__SOURCE DATA__.
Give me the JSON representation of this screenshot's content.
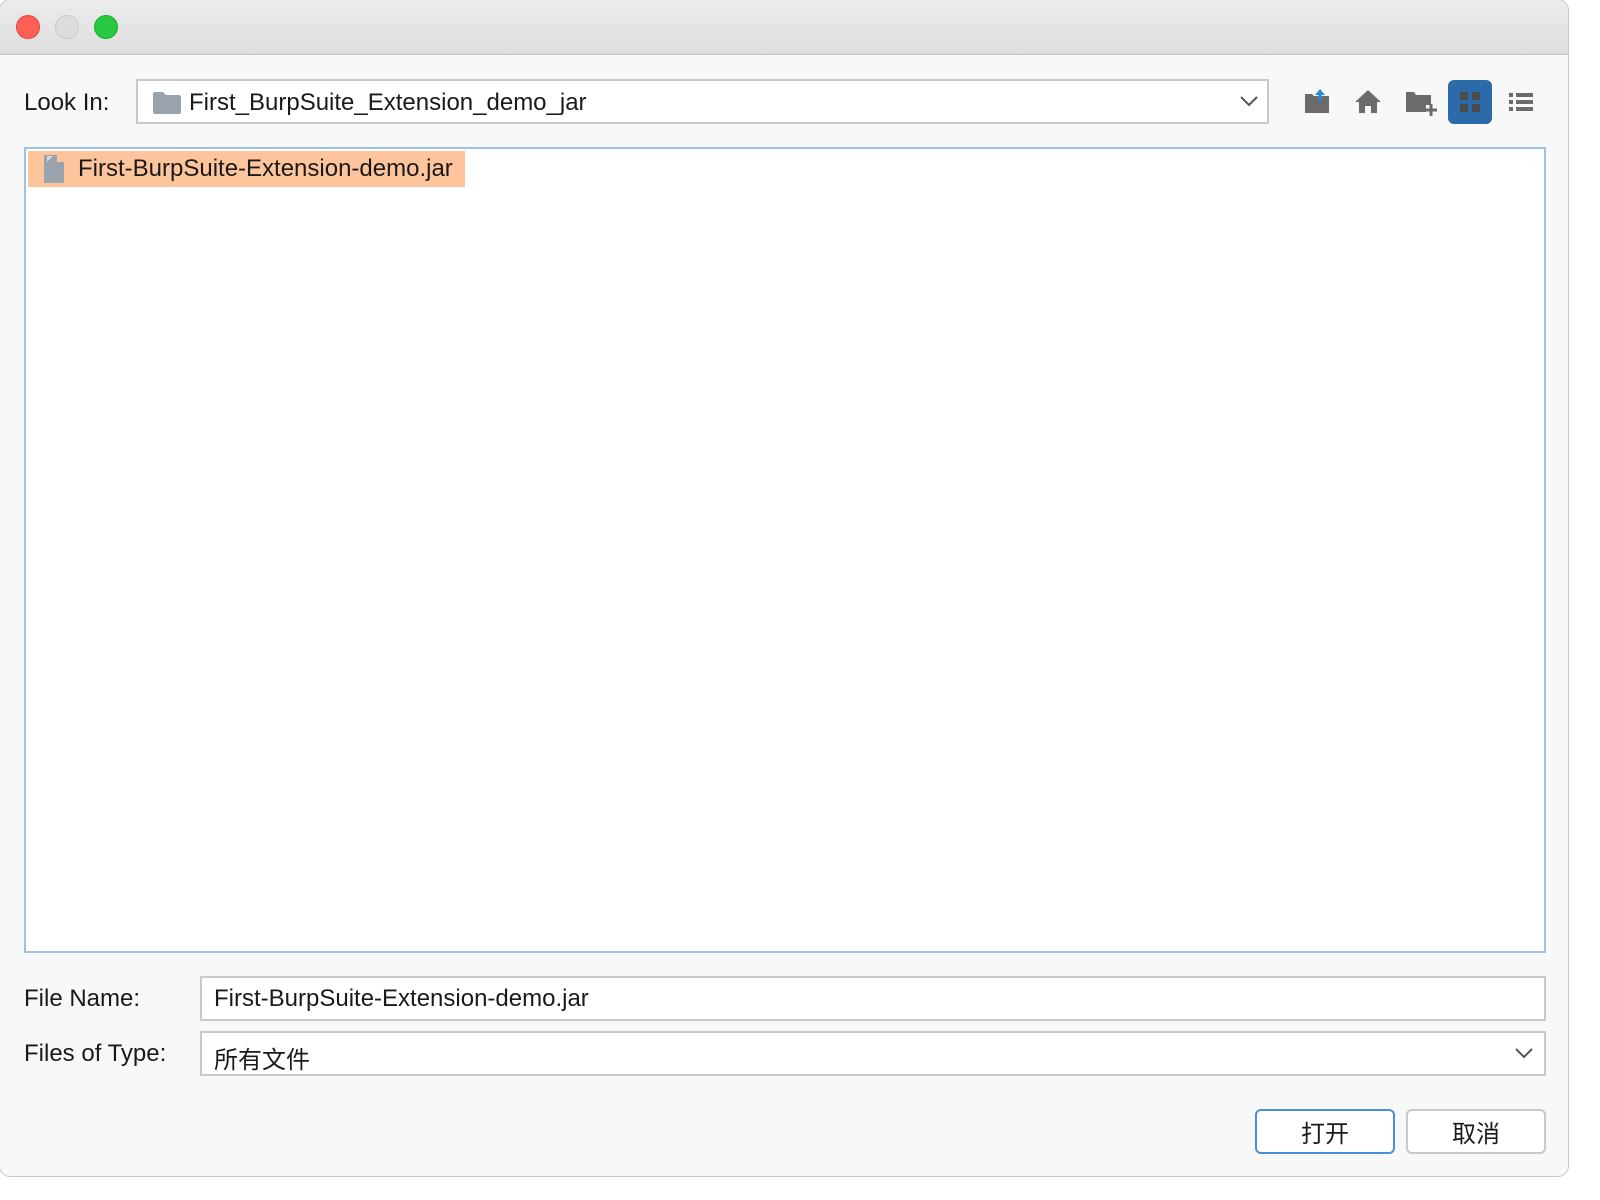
{
  "window": {
    "controls": [
      "close",
      "minimize",
      "maximize"
    ]
  },
  "look_in": {
    "label": "Look In:",
    "value": "First_BurpSuite_Extension_demo_jar",
    "icon": "folder-icon"
  },
  "toolbar": {
    "buttons": [
      {
        "name": "up-folder-icon",
        "active": false
      },
      {
        "name": "home-icon",
        "active": false
      },
      {
        "name": "new-folder-icon",
        "active": false
      },
      {
        "name": "list-view-icon",
        "active": true
      },
      {
        "name": "details-view-icon",
        "active": false
      }
    ]
  },
  "file_list": {
    "items": [
      {
        "name": "First-BurpSuite-Extension-demo.jar",
        "icon": "file-icon",
        "selected": true
      }
    ]
  },
  "file_name": {
    "label": "File Name:",
    "value": "First-BurpSuite-Extension-demo.jar"
  },
  "files_of_type": {
    "label": "Files of Type:",
    "value": "所有文件"
  },
  "buttons": {
    "open": "打开",
    "cancel": "取消"
  },
  "colors": {
    "selection": "#fec59d",
    "active_toggle": "#2d6aa9",
    "focus_border": "#4a90d9"
  }
}
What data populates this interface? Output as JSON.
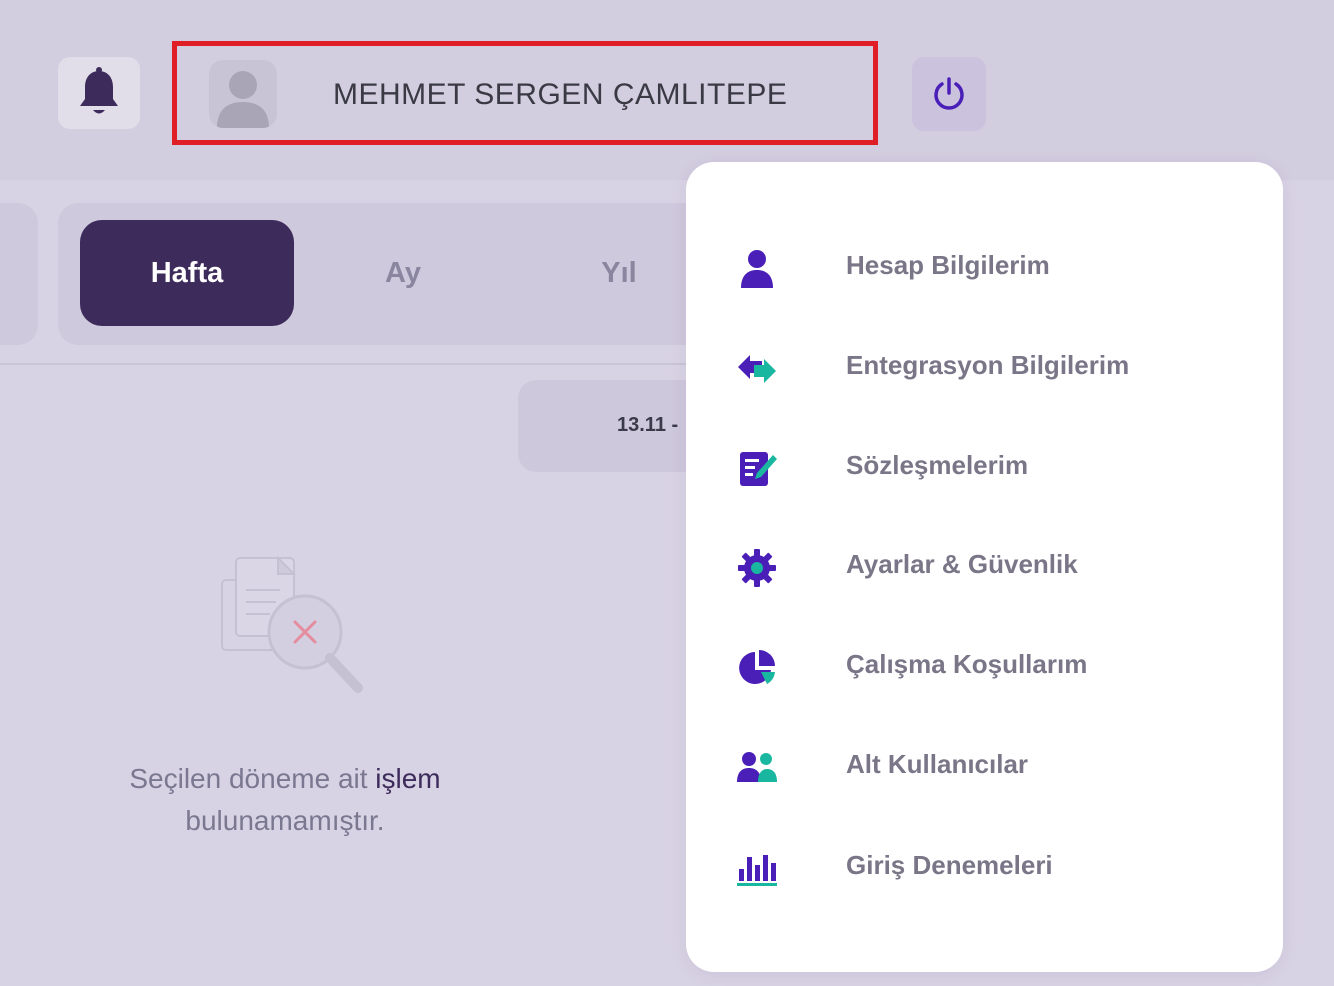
{
  "header": {
    "notification_icon": "bell-icon",
    "user_name": "MEHMET SERGEN ÇAMLITEPE",
    "avatar_icon": "user-avatar-icon",
    "logout_icon": "power-icon"
  },
  "period_tabs": [
    {
      "label": "Hafta",
      "active": true
    },
    {
      "label": "Ay",
      "active": false
    },
    {
      "label": "Yıl",
      "active": false
    }
  ],
  "date_range": "13.11 -",
  "empty_state": {
    "icon": "document-search-x-icon",
    "message_part1": "Seçilen döneme ait ",
    "message_highlight": "işlem",
    "message_part2": "bulunamamıştır."
  },
  "user_menu": {
    "items": [
      {
        "label": "Hesap Bilgilerim",
        "icon": "user-icon"
      },
      {
        "label": "Entegrasyon Bilgilerim",
        "icon": "exchange-icon"
      },
      {
        "label": "Sözleşmelerim",
        "icon": "contract-edit-icon"
      },
      {
        "label": "Ayarlar & Güvenlik",
        "icon": "gear-icon"
      },
      {
        "label": "Çalışma Koşullarım",
        "icon": "pie-chart-icon"
      },
      {
        "label": "Alt Kullanıcılar",
        "icon": "users-icon"
      },
      {
        "label": "Giriş Denemeleri",
        "icon": "bar-chart-icon"
      }
    ]
  },
  "colors": {
    "background": "#d8d3e4",
    "primary_dark": "#3d2b5b",
    "icon_purple": "#4a1fb8",
    "icon_teal": "#19b6a0",
    "highlight_border": "#e01e25"
  }
}
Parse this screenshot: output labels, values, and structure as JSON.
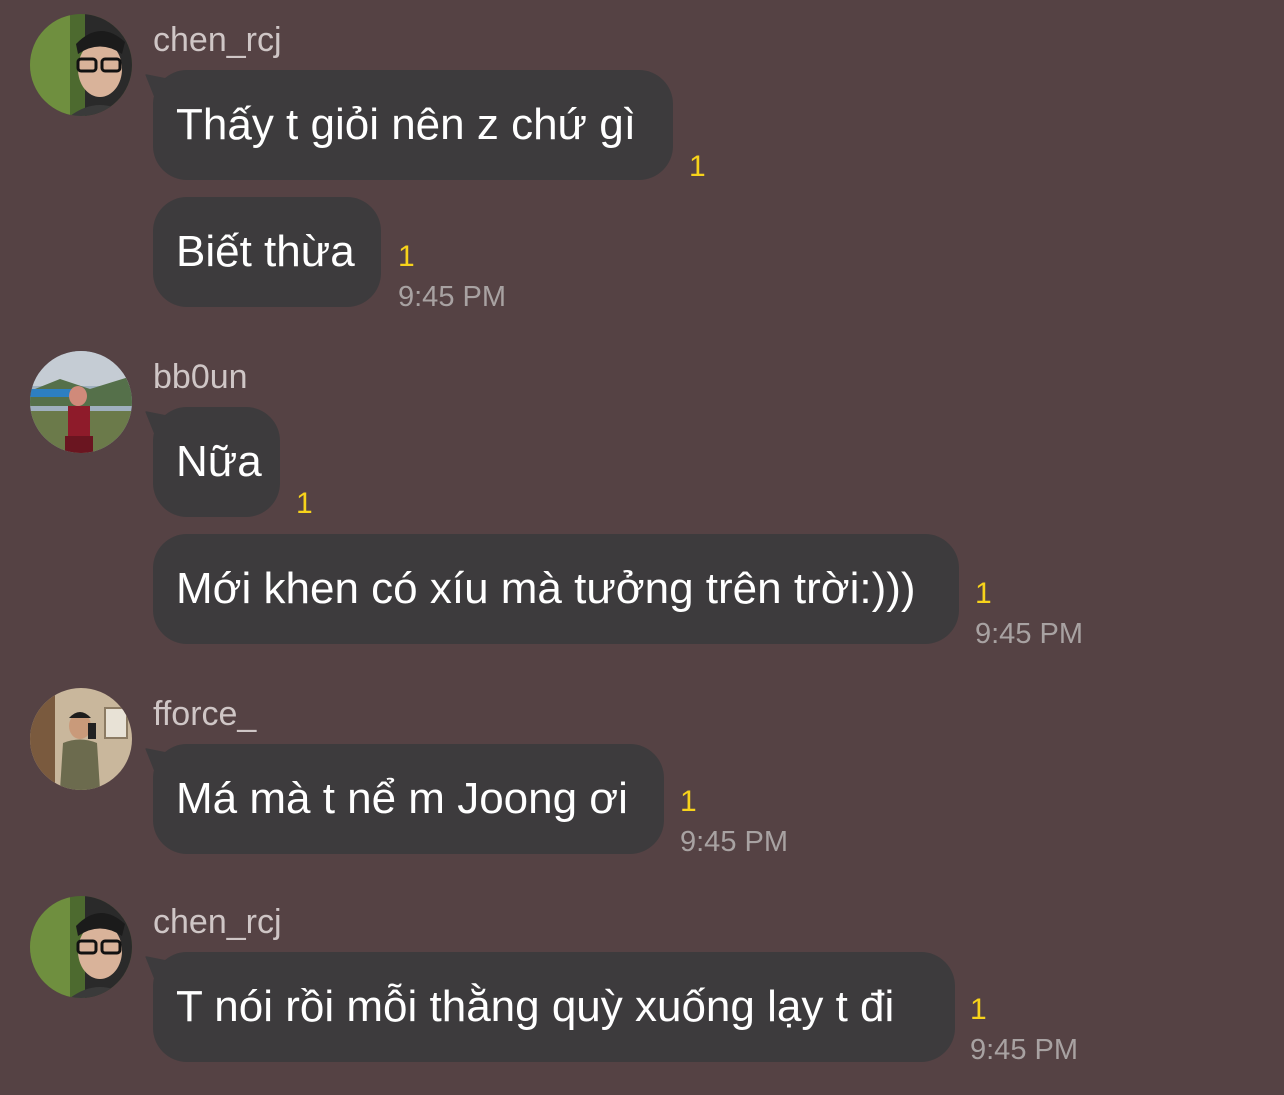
{
  "messages": [
    {
      "sender": "chen_rcj",
      "avatar": "chen_rcj-avatar-photo",
      "bubbles": [
        {
          "text": "Thấy t giỏi nên z chứ gì",
          "unread": "1",
          "time": ""
        },
        {
          "text": "Biết thừa",
          "unread": "1",
          "time": "9:45 PM"
        }
      ]
    },
    {
      "sender": "bb0un",
      "avatar": "bb0un-avatar-photo",
      "bubbles": [
        {
          "text": "Nữa",
          "unread": "1",
          "time": ""
        },
        {
          "text": "Mới khen có xíu mà tưởng trên trời:)))",
          "unread": "1",
          "time": "9:45 PM"
        }
      ]
    },
    {
      "sender": "fforce_",
      "avatar": "fforce_-avatar-photo",
      "bubbles": [
        {
          "text": "Má mà t nể m Joong ơi",
          "unread": "1",
          "time": "9:45 PM"
        }
      ]
    },
    {
      "sender": "chen_rcj",
      "avatar": "chen_rcj-avatar-photo",
      "bubbles": [
        {
          "text": "T nói rồi mỗi thằng quỳ xuống lạy t đi",
          "unread": "1",
          "time": "9:45 PM"
        }
      ]
    }
  ],
  "colors": {
    "background": "#554244",
    "bubble": "#3d3b3d",
    "unread": "#f7d31b",
    "time": "#a8a2a2",
    "sender": "#cfc6c6"
  }
}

__EXERCISE OBJECTIVE__. Gather all lines where the word "sender" appears.

__SOLUTION BELOW__.
      "sender": "chen_rcj",
      "sender": "bb0un",
      "sender": "fforce_",
      "sender": "chen_rcj",
    "sender": "#cfc6c6"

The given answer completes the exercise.